> _STATED EXERCISE_: Find every line in the records below that holds the word "children" and copy it.

▬▬▬

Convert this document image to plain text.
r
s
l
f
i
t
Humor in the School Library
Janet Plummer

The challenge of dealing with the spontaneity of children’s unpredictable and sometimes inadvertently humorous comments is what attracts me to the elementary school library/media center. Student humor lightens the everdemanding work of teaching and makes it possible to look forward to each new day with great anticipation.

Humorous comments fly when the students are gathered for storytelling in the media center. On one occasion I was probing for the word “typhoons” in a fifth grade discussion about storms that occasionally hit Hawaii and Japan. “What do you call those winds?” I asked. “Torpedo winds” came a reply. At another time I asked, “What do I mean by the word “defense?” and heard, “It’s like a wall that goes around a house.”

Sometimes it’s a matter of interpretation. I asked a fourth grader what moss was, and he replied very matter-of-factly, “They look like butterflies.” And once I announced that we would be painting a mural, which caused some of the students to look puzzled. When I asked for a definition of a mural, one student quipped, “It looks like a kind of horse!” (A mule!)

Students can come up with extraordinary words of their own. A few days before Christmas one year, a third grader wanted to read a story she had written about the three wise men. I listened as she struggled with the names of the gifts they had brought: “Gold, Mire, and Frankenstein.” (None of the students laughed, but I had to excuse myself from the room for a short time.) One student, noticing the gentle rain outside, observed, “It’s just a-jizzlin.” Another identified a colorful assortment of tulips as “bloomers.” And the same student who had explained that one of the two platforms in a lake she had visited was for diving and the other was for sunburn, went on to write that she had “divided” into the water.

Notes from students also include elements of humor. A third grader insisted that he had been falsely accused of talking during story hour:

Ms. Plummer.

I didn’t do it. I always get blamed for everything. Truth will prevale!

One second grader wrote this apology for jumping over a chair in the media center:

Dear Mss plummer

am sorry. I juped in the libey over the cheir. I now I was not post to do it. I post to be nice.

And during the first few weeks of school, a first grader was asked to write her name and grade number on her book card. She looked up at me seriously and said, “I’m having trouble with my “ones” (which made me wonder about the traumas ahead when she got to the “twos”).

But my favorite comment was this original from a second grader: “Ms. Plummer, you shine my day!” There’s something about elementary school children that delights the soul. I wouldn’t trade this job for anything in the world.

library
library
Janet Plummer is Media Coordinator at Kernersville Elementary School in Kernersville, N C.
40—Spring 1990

▬▬▬

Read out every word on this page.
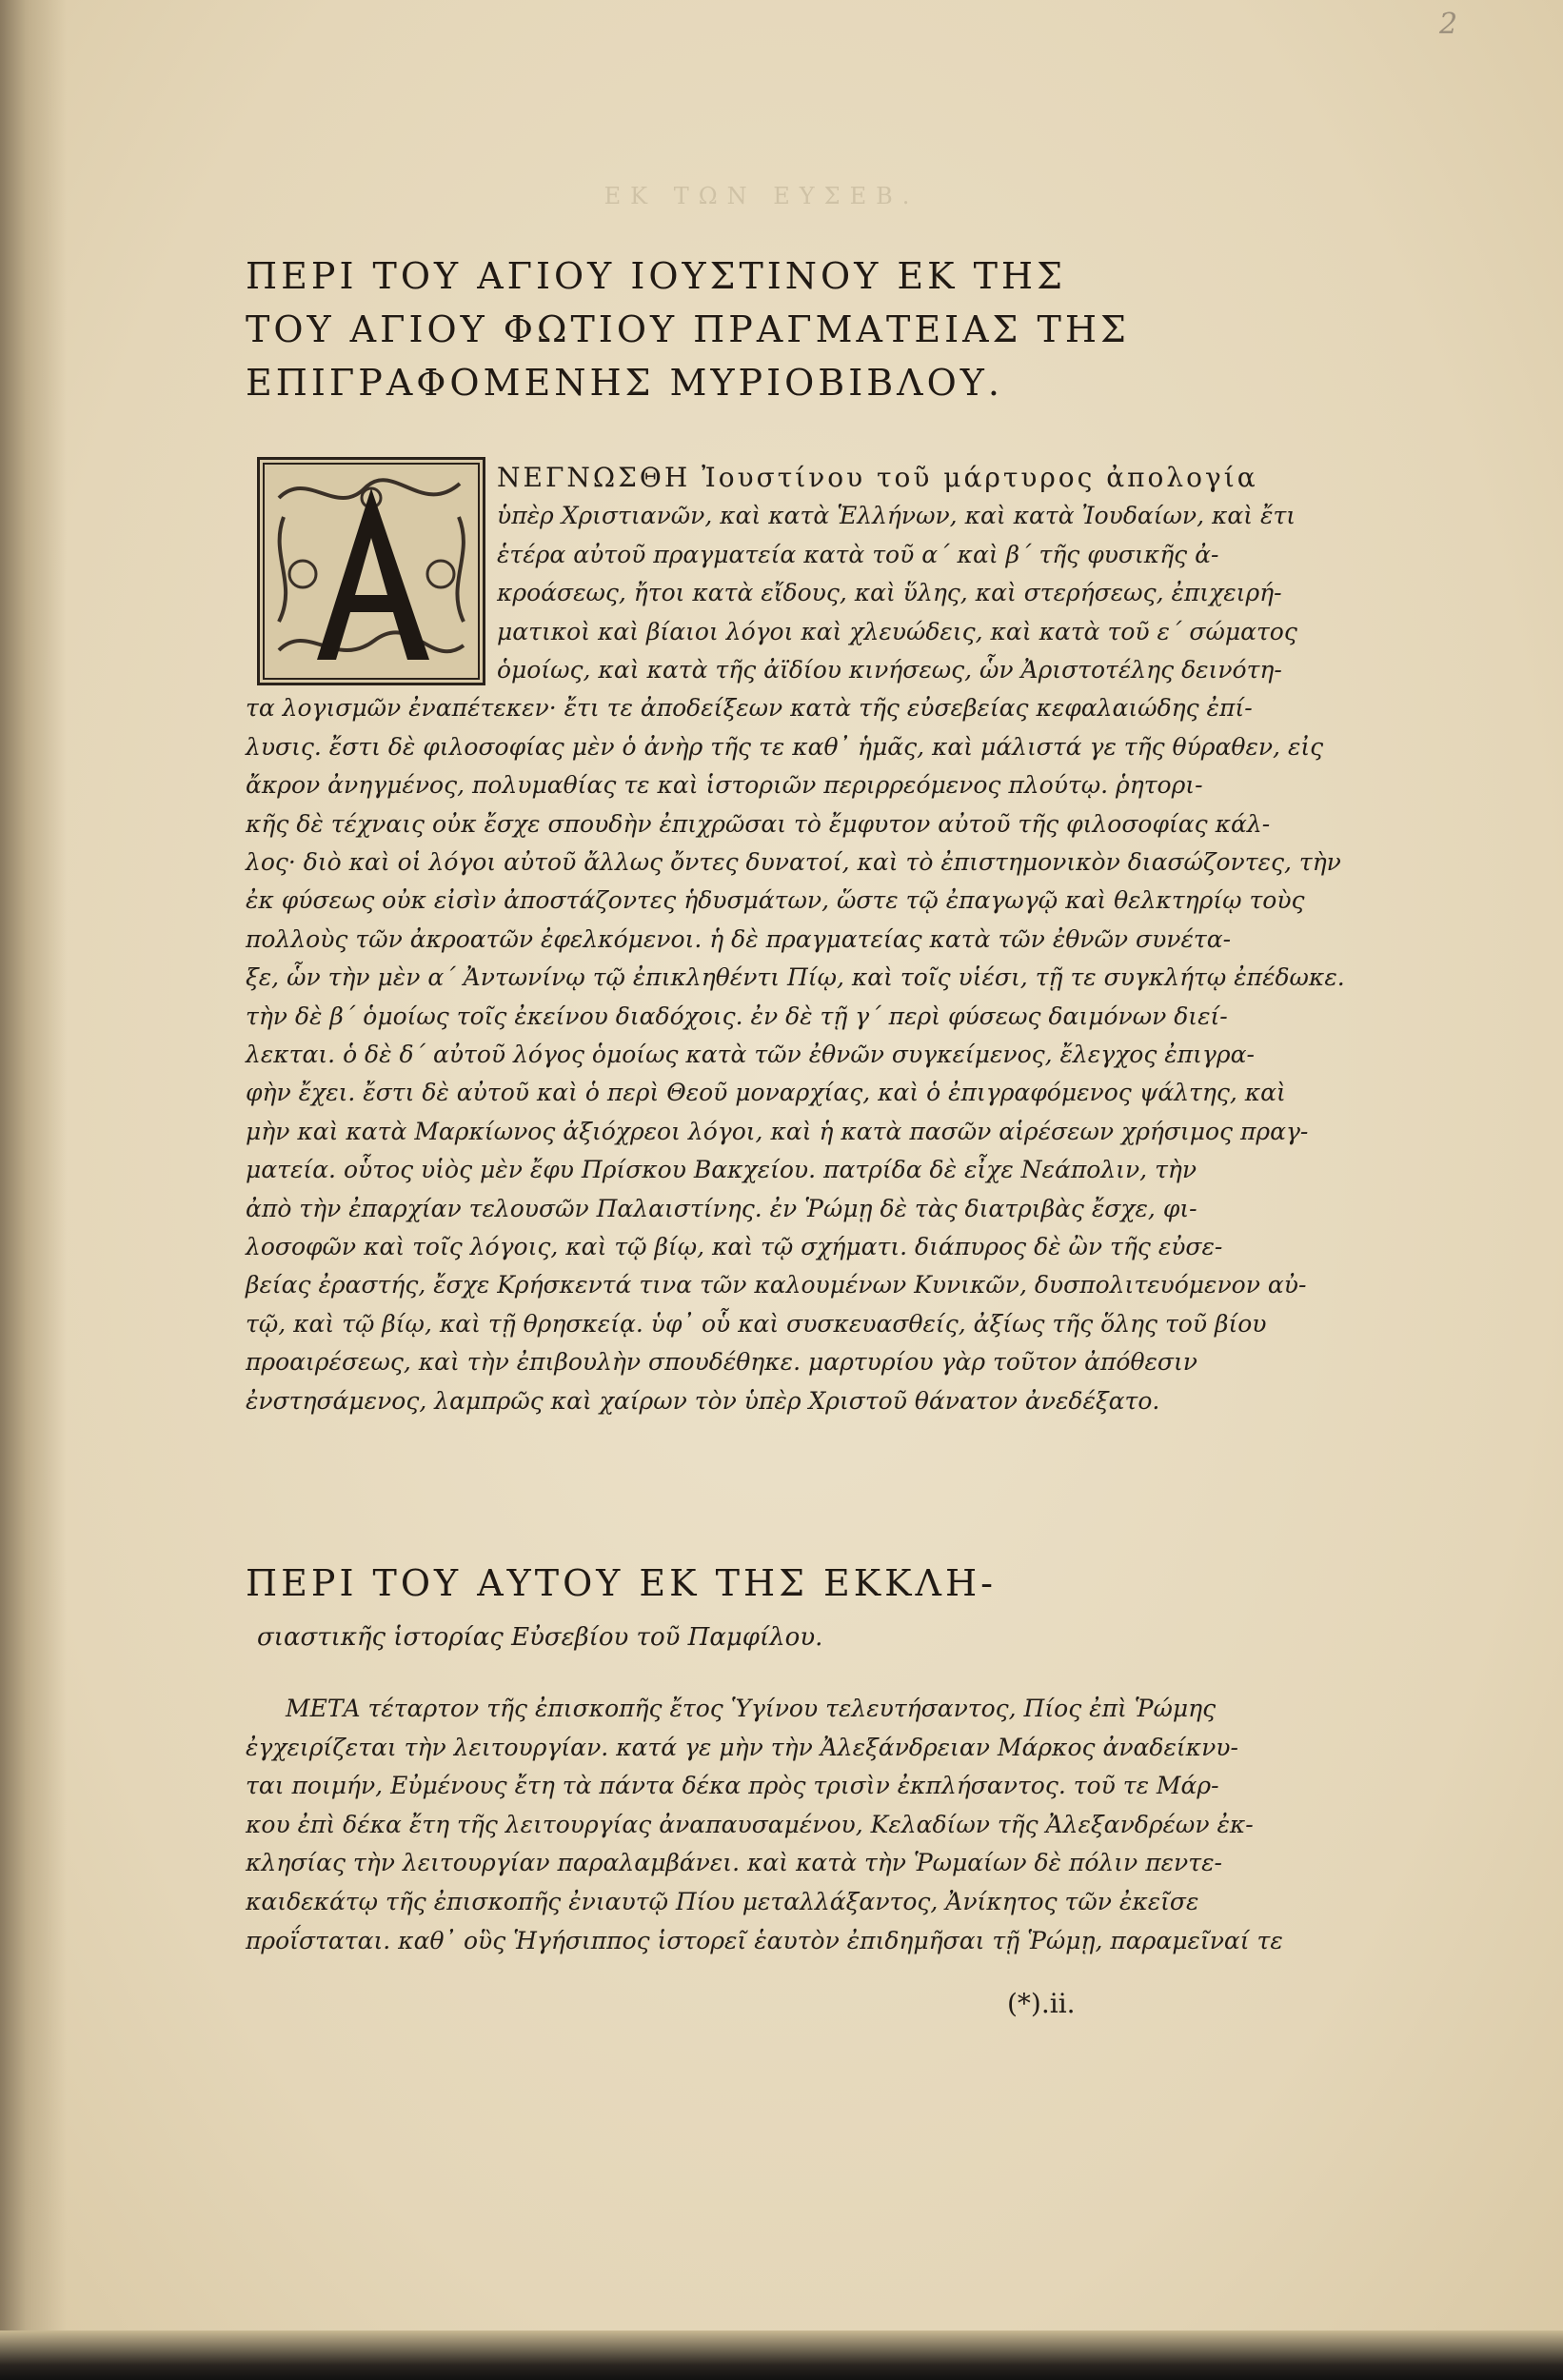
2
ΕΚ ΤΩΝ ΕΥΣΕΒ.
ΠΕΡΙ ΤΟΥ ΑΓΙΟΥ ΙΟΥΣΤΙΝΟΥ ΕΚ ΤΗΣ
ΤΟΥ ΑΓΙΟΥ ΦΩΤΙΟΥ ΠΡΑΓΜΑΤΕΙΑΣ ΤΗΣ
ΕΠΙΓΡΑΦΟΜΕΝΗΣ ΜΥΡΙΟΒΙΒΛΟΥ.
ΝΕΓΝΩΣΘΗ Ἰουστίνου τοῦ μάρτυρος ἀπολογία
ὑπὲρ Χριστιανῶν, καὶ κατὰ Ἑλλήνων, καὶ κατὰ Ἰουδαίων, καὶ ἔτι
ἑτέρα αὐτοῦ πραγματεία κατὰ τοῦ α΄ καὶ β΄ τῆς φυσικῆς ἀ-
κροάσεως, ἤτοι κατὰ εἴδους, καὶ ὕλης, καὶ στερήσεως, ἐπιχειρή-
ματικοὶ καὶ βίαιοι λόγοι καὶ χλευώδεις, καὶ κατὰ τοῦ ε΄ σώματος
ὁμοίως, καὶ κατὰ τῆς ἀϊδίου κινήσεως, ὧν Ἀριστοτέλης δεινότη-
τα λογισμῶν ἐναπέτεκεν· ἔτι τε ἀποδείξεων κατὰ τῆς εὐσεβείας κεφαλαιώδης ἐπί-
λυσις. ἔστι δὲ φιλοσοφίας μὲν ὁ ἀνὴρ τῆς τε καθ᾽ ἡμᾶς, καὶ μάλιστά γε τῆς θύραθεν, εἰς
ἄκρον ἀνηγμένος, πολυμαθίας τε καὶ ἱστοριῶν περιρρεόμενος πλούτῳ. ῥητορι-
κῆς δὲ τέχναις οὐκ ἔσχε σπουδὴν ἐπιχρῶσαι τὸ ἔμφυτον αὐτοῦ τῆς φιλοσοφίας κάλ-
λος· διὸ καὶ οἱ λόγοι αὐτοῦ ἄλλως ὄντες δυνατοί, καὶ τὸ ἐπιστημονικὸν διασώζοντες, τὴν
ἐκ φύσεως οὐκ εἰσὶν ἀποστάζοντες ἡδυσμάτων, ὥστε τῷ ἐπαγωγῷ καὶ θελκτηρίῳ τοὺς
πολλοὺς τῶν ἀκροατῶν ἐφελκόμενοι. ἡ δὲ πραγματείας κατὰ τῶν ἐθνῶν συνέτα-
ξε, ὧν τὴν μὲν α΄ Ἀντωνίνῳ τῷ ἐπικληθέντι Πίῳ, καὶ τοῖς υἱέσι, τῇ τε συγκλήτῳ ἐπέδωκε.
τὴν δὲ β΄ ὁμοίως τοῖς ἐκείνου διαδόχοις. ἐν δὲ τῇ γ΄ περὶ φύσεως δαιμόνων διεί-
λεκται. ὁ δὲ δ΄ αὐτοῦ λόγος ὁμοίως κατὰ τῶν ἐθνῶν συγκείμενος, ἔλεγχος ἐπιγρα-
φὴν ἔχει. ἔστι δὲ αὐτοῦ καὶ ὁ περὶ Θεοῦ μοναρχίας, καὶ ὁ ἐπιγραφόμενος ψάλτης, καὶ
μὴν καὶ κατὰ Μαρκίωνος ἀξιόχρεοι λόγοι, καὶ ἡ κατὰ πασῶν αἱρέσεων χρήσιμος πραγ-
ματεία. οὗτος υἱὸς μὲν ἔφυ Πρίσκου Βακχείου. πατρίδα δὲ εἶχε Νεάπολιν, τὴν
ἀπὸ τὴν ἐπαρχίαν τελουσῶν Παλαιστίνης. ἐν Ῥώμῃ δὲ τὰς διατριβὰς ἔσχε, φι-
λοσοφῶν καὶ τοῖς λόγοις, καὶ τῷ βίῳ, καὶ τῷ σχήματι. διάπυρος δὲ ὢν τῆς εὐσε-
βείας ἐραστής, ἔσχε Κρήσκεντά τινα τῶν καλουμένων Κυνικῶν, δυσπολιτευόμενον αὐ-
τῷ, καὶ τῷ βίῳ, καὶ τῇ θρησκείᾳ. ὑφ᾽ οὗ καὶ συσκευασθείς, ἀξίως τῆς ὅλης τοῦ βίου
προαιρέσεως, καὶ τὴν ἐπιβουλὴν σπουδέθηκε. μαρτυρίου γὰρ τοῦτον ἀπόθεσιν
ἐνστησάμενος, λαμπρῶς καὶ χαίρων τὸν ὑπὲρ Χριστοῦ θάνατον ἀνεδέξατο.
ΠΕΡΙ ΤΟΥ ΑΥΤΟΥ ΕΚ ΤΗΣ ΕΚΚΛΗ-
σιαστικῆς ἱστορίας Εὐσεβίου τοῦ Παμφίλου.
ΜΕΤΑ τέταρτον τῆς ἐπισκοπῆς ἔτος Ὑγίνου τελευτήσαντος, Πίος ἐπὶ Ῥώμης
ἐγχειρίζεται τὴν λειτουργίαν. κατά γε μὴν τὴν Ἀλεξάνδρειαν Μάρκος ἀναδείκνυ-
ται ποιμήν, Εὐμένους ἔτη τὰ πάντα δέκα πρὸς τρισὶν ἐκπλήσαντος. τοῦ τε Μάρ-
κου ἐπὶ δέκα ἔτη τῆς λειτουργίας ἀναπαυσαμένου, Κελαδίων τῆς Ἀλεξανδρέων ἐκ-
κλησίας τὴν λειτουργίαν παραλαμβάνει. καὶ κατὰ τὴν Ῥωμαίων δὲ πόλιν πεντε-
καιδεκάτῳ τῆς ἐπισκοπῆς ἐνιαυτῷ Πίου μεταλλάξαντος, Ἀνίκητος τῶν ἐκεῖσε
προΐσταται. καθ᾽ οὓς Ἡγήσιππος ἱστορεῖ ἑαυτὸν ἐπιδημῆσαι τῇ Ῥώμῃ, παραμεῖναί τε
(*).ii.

▬▬▬

> _TASK RESULT_:
The challenge of dealing with the spontaneity of children’s unpredictable and sometimes inadvertently humorous comments is what attracts me to the elementary school library/media center. Student humor lightens the everdemanding work of teaching and makes it possible to look forward to each new day with great anticipation.
But my favorite comment was this original from a second grader: “Ms. Plummer, you shine my day!” There’s something about elementary school children that delights the soul. I wouldn’t trade this job for anything in the world.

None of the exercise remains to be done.